__Data shown__.
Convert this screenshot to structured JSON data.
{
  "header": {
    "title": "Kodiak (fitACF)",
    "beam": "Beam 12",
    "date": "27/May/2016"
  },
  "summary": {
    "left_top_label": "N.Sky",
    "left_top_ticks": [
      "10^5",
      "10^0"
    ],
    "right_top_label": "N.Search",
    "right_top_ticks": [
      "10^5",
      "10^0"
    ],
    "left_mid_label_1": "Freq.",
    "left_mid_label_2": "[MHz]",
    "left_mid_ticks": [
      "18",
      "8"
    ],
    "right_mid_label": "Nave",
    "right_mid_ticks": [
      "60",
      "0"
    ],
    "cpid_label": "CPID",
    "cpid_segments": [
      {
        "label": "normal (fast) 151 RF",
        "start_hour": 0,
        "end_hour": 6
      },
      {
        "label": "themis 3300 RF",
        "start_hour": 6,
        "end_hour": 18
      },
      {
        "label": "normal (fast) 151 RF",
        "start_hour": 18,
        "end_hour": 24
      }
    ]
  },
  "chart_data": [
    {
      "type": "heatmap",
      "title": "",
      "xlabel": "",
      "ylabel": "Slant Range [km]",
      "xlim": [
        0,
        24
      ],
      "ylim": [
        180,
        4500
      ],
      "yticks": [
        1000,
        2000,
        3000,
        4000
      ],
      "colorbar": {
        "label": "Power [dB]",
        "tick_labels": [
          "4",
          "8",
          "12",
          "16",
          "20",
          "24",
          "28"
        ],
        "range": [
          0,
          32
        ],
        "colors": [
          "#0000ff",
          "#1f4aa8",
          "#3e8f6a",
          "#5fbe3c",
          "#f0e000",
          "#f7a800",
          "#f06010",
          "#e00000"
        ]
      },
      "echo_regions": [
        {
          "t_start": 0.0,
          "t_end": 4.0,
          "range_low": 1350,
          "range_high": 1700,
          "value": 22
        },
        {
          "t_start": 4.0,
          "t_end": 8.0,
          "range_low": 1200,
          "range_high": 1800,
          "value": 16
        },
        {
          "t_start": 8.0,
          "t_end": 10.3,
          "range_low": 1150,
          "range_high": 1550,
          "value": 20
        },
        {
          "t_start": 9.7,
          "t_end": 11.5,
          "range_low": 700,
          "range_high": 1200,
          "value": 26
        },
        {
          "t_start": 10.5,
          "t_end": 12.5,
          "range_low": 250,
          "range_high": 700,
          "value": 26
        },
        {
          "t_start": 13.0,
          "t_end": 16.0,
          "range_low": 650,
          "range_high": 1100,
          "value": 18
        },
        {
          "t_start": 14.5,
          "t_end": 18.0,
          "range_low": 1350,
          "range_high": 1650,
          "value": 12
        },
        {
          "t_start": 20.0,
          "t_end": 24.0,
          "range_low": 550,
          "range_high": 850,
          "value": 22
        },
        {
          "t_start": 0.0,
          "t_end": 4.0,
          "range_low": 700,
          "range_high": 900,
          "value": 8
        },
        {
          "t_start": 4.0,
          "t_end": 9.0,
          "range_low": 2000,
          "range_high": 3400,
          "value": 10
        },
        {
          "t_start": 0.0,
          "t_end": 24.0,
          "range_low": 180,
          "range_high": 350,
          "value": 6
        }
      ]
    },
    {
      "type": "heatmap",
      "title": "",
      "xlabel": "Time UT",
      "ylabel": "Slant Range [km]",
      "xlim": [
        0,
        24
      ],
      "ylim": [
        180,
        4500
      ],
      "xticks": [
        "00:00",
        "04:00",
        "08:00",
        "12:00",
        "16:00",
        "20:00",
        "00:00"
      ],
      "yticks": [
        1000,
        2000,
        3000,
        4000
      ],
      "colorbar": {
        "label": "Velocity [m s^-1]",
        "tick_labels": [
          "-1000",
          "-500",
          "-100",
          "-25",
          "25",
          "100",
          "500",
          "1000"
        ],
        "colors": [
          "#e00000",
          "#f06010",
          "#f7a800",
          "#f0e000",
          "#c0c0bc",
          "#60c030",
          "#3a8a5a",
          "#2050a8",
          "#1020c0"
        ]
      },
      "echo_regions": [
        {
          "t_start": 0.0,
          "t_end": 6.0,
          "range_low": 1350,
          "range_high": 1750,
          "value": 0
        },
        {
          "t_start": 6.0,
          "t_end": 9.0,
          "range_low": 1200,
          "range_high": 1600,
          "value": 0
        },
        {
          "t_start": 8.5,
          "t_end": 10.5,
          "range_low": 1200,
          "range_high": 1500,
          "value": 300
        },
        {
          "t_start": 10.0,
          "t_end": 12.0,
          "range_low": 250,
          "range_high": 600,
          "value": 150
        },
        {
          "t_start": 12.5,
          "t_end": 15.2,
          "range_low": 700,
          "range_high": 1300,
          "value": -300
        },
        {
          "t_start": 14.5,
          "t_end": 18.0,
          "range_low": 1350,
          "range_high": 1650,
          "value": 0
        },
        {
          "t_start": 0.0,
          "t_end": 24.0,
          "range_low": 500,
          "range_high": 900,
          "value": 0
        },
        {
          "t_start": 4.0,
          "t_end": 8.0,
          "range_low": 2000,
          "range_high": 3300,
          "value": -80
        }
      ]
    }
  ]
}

__Short problem__.
Exactly as they are written, print the entries again.

__Exercise result__.
Convert this screenshot to structured JSON data.
{
  "header": {
    "title": "Kodiak (fitACF)",
    "beam": "Beam 12",
    "date": "27/May/2016"
  },
  "summary": {
    "left_top_label": "N.Sky",
    "left_top_ticks": [
      "10^5",
      "10^0"
    ],
    "right_top_label": "N.Search",
    "right_top_ticks": [
      "10^5",
      "10^0"
    ],
    "left_mid_label_1": "Freq.",
    "left_mid_label_2": "[MHz]",
    "left_mid_ticks": [
      "18",
      "8"
    ],
    "right_mid_label": "Nave",
    "right_mid_ticks": [
      "60",
      "0"
    ],
    "cpid_label": "CPID",
    "cpid_segments": [
      {
        "label": "normal (fast) 151 RF",
        "start_hour": 0,
        "end_hour": 6
      },
      {
        "label": "themis 3300 RF",
        "start_hour": 6,
        "end_hour": 18
      },
      {
        "label": "normal (fast) 151 RF",
        "start_hour": 18,
        "end_hour": 24
      }
    ]
  },
  "chart_data": [
    {
      "type": "heatmap",
      "title": "",
      "xlabel": "",
      "ylabel": "Slant Range [km]",
      "xlim": [
        0,
        24
      ],
      "ylim": [
        180,
        4500
      ],
      "yticks": [
        1000,
        2000,
        3000,
        4000
      ],
      "colorbar": {
        "label": "Power [dB]",
        "tick_labels": [
          "4",
          "8",
          "12",
          "16",
          "20",
          "24",
          "28"
        ],
        "range": [
          0,
          32
        ],
        "colors": [
          "#0000ff",
          "#1f4aa8",
          "#3e8f6a",
          "#5fbe3c",
          "#f0e000",
          "#f7a800",
          "#f06010",
          "#e00000"
        ]
      },
      "echo_regions": [
        {
          "t_start": 0.0,
          "t_end": 4.0,
          "range_low": 1350,
          "range_high": 1700,
          "value": 22
        },
        {
          "t_start": 4.0,
          "t_end": 8.0,
          "range_low": 1200,
          "range_high": 1800,
          "value": 16
        },
        {
          "t_start": 8.0,
          "t_end": 10.3,
          "range_low": 1150,
          "range_high": 1550,
          "value": 20
        },
        {
          "t_start": 9.7,
          "t_end": 11.5,
          "range_low": 700,
          "range_high": 1200,
          "value": 26
        },
        {
          "t_start": 10.5,
          "t_end": 12.5,
          "range_low": 250,
          "range_high": 700,
          "value": 26
        },
        {
          "t_start": 13.0,
          "t_end": 16.0,
          "range_low": 650,
          "range_high": 1100,
          "value": 18
        },
        {
          "t_start": 14.5,
          "t_end": 18.0,
          "range_low": 1350,
          "range_high": 1650,
          "value": 12
        },
        {
          "t_start": 20.0,
          "t_end": 24.0,
          "range_low": 550,
          "range_high": 850,
          "value": 22
        },
        {
          "t_start": 0.0,
          "t_end": 4.0,
          "range_low": 700,
          "range_high": 900,
          "value": 8
        },
        {
          "t_start": 4.0,
          "t_end": 9.0,
          "range_low": 2000,
          "range_high": 3400,
          "value": 10
        },
        {
          "t_start": 0.0,
          "t_end": 24.0,
          "range_low": 180,
          "range_high": 350,
          "value": 6
        }
      ]
    },
    {
      "type": "heatmap",
      "title": "",
      "xlabel": "Time UT",
      "ylabel": "Slant Range [km]",
      "xlim": [
        0,
        24
      ],
      "ylim": [
        180,
        4500
      ],
      "xticks": [
        "00:00",
        "04:00",
        "08:00",
        "12:00",
        "16:00",
        "20:00",
        "00:00"
      ],
      "yticks": [
        1000,
        2000,
        3000,
        4000
      ],
      "colorbar": {
        "label": "Velocity [m s^-1]",
        "tick_labels": [
          "-1000",
          "-500",
          "-100",
          "-25",
          "25",
          "100",
          "500",
          "1000"
        ],
        "colors": [
          "#e00000",
          "#f06010",
          "#f7a800",
          "#f0e000",
          "#c0c0bc",
          "#60c030",
          "#3a8a5a",
          "#2050a8",
          "#1020c0"
        ]
      },
      "echo_regions": [
        {
          "t_start": 0.0,
          "t_end": 6.0,
          "range_low": 1350,
          "range_high": 1750,
          "value": 0
        },
        {
          "t_start": 6.0,
          "t_end": 9.0,
          "range_low": 1200,
          "range_high": 1600,
          "value": 0
        },
        {
          "t_start": 8.5,
          "t_end": 10.5,
          "range_low": 1200,
          "range_high": 1500,
          "value": 300
        },
        {
          "t_start": 10.0,
          "t_end": 12.0,
          "range_low": 250,
          "range_high": 600,
          "value": 150
        },
        {
          "t_start": 12.5,
          "t_end": 15.2,
          "range_low": 700,
          "range_high": 1300,
          "value": -300
        },
        {
          "t_start": 14.5,
          "t_end": 18.0,
          "range_low": 1350,
          "range_high": 1650,
          "value": 0
        },
        {
          "t_start": 0.0,
          "t_end": 24.0,
          "range_low": 500,
          "range_high": 900,
          "value": 0
        },
        {
          "t_start": 4.0,
          "t_end": 8.0,
          "range_low": 2000,
          "range_high": 3300,
          "value": -80
        }
      ]
    }
  ]
}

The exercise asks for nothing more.